**Job**
Extract from the listing each line in which the word "铜陵市城市建设投资开发有限责任公司" appears.

**Supplied data**
====

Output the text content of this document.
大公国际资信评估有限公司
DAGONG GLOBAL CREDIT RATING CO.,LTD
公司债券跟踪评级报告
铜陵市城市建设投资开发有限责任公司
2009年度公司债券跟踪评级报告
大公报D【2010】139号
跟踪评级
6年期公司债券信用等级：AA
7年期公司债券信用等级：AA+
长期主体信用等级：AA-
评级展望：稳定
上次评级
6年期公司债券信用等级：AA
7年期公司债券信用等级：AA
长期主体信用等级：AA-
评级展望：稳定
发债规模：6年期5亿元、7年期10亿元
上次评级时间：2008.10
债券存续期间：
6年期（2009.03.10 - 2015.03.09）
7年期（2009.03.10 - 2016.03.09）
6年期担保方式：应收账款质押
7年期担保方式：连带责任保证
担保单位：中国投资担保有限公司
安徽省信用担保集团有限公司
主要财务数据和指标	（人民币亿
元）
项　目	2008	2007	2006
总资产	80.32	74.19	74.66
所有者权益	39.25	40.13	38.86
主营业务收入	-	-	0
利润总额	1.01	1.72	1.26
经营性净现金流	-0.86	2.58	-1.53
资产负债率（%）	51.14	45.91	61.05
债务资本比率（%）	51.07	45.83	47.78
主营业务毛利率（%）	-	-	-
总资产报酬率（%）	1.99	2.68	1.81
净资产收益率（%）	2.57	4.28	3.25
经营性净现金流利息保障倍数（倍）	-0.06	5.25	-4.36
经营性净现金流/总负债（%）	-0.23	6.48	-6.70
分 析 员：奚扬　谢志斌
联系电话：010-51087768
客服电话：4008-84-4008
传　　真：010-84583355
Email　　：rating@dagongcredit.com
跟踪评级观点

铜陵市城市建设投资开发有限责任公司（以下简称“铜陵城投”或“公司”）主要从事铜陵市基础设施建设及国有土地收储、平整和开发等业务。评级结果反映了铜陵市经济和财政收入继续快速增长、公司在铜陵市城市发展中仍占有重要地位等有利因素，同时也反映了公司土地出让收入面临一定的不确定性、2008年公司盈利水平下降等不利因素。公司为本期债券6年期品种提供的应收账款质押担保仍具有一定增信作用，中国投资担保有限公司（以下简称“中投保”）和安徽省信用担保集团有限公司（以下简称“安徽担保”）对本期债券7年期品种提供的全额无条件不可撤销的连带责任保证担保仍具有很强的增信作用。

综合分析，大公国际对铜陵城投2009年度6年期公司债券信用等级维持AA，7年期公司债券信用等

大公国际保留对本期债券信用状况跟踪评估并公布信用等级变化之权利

====

**Result**
铜陵市城市建设投资开发有限责任公司
铜陵市城市建设投资开发有限责任公司（以下简称“铜陵城投”或“公司”）主要从事铜陵市基础设施建设及国有土地收储、平整和开发等业务。评级结果反映了铜陵市经济和财政收入继续快速增长、公司在铜陵市城市发展中仍占有重要地位等有利因素，同时也反映了公司土地出让收入面临一定的不确定性、2008年公司盈利水平下降等不利因素。公司为本期债券6年期品种提供的应收账款质押担保仍具有一定增信作用，中国投资担保有限公司（以下简称“中投保”）和安徽省信用担保集团有限公司（以下简称“安徽担保”）对本期债券7年期品种提供的全额无条件不可撤销的连带责任保证担保仍具有很强的增信作用。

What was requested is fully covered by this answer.